▶ [Job] Can you reproduce the items word for word, starting at their first line and stopping after the line that contains "tabs-divider bbox=[1, 80, 1108, 81]"?

▶ [Record set]
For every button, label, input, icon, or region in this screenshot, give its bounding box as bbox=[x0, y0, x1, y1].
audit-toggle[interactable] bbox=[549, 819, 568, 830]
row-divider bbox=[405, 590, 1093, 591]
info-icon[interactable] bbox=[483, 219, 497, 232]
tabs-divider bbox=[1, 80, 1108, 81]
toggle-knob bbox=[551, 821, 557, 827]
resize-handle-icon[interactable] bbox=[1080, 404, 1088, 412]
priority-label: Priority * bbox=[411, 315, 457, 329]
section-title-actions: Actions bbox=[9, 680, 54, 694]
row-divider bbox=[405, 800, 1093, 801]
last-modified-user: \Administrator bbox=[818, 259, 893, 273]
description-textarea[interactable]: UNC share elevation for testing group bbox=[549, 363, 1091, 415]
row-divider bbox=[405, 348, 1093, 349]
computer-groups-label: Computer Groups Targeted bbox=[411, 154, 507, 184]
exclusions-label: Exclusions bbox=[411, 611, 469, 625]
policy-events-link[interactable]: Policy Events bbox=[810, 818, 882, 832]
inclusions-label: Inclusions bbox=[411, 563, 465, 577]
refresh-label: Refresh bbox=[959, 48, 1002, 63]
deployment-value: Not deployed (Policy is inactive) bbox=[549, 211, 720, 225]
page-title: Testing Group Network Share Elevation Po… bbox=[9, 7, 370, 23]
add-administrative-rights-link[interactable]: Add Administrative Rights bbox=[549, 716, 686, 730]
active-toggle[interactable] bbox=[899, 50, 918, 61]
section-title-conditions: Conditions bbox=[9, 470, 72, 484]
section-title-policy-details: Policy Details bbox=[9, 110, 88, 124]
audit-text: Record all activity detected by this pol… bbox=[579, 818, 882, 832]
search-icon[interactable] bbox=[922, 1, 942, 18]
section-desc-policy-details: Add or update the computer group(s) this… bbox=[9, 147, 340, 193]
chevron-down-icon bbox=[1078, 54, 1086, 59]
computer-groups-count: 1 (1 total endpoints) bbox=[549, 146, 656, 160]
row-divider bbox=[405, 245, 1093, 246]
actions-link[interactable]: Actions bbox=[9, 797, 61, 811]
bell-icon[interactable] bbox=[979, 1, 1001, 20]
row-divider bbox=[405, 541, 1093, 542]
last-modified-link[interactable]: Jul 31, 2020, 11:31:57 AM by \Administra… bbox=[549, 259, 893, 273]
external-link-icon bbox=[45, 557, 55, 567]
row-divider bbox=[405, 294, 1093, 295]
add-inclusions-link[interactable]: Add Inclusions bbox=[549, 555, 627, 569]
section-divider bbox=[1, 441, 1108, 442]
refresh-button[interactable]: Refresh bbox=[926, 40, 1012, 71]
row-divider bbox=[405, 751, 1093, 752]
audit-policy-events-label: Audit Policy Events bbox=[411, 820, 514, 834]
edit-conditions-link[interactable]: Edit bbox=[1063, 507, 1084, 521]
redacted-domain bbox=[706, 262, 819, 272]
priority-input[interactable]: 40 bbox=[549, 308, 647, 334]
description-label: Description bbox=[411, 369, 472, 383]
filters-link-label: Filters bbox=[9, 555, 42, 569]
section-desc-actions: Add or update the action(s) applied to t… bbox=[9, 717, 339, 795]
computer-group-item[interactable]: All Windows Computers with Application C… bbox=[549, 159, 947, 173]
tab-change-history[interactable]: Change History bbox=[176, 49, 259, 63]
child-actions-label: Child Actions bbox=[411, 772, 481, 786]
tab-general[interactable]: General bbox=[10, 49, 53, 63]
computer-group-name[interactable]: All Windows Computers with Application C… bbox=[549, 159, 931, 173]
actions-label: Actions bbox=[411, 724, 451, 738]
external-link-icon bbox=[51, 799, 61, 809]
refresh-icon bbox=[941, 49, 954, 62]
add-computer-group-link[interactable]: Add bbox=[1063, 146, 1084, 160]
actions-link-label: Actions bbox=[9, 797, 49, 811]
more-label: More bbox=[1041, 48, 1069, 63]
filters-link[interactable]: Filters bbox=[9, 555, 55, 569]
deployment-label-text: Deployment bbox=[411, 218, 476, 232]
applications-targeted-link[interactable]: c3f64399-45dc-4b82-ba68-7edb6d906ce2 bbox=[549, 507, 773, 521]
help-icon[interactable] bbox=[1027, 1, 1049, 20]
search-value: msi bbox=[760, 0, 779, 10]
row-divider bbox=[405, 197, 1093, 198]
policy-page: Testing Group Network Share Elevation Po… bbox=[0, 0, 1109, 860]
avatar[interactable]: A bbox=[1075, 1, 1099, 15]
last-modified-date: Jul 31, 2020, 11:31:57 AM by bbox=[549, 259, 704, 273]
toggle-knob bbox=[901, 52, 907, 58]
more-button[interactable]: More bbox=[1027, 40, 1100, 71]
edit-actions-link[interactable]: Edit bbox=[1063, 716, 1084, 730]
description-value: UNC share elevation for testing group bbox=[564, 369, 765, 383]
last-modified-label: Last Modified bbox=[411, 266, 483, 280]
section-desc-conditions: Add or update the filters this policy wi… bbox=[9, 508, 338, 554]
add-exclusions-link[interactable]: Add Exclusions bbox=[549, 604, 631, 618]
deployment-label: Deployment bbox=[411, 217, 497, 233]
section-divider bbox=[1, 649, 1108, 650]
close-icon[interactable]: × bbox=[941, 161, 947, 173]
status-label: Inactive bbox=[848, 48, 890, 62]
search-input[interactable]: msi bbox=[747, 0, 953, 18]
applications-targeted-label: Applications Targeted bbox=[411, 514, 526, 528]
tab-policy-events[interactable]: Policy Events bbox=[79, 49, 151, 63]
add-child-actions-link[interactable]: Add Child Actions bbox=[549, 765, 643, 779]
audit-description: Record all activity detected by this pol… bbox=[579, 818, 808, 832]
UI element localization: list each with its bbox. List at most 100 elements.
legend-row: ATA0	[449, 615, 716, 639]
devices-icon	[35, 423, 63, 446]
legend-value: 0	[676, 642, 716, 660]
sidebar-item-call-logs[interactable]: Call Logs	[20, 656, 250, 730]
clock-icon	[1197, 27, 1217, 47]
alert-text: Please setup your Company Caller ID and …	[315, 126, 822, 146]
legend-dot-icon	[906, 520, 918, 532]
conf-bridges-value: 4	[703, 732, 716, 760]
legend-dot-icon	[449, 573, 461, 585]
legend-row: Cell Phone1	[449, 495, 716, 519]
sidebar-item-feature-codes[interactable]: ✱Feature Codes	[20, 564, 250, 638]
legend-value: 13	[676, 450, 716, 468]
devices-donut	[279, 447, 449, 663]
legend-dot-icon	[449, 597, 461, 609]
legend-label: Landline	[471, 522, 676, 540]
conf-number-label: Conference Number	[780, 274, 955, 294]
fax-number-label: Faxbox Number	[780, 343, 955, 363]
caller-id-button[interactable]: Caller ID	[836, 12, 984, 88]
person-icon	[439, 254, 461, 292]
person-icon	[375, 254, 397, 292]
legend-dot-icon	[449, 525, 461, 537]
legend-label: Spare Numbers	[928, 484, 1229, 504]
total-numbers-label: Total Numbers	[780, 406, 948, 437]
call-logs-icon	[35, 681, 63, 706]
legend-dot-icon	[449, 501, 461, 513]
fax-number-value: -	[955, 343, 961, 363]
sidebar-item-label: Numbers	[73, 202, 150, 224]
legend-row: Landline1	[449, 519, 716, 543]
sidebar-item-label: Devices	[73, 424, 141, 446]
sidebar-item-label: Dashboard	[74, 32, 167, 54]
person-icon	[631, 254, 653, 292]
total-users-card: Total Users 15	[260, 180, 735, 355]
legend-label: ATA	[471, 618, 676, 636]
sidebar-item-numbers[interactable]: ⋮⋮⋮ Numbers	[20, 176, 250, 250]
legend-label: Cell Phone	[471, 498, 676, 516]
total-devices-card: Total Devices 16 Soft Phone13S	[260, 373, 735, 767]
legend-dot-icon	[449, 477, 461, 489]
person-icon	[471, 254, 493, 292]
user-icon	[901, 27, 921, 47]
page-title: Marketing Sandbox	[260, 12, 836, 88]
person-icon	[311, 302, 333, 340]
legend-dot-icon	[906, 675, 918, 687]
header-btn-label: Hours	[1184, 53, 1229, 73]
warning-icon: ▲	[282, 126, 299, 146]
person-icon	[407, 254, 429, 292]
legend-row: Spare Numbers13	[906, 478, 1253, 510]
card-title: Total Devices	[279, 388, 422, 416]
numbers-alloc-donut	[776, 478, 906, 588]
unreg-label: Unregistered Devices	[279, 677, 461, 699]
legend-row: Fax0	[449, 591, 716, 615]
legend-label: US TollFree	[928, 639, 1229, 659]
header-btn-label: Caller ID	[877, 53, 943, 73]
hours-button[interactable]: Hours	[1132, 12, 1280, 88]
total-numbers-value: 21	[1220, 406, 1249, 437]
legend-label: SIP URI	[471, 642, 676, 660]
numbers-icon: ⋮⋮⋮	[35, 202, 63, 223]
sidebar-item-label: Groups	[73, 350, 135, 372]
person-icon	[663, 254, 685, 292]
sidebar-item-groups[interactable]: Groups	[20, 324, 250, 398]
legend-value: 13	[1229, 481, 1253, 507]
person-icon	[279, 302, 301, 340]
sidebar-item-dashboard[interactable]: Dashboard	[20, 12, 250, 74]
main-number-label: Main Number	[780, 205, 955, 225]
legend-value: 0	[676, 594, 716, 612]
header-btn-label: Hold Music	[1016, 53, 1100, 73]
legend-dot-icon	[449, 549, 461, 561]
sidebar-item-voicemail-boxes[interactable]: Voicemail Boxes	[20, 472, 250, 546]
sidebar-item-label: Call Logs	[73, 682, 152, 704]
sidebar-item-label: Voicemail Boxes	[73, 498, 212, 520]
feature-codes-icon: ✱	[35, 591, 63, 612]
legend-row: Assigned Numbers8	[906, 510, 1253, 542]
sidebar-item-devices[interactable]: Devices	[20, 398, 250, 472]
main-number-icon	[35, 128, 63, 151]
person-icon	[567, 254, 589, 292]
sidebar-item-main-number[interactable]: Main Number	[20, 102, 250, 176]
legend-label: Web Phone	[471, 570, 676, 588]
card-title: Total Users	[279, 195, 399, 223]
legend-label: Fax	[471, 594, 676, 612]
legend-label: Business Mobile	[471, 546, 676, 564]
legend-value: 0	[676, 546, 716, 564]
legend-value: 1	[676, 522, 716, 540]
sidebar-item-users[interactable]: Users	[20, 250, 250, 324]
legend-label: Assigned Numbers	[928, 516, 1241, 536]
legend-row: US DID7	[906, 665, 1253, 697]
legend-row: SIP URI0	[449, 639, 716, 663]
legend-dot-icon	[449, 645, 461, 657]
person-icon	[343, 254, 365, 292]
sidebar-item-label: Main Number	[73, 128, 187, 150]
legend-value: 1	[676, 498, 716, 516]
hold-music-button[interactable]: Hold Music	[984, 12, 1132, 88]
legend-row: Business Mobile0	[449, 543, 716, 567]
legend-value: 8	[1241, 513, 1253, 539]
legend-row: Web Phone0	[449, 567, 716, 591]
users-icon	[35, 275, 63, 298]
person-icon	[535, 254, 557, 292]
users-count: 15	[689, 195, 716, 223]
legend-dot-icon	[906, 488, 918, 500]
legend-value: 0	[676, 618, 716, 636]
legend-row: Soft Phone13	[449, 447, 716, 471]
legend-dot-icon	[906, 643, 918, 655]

▶ [Problem solution]
For every button, label, input, icon, or region in this screenshot, give its bounding box as bbox=[x0, y0, x1, y1].
audit-toggle[interactable] bbox=[549, 819, 568, 830]
row-divider bbox=[405, 590, 1093, 591]
info-icon[interactable] bbox=[483, 219, 497, 232]
tabs-divider bbox=[1, 80, 1108, 81]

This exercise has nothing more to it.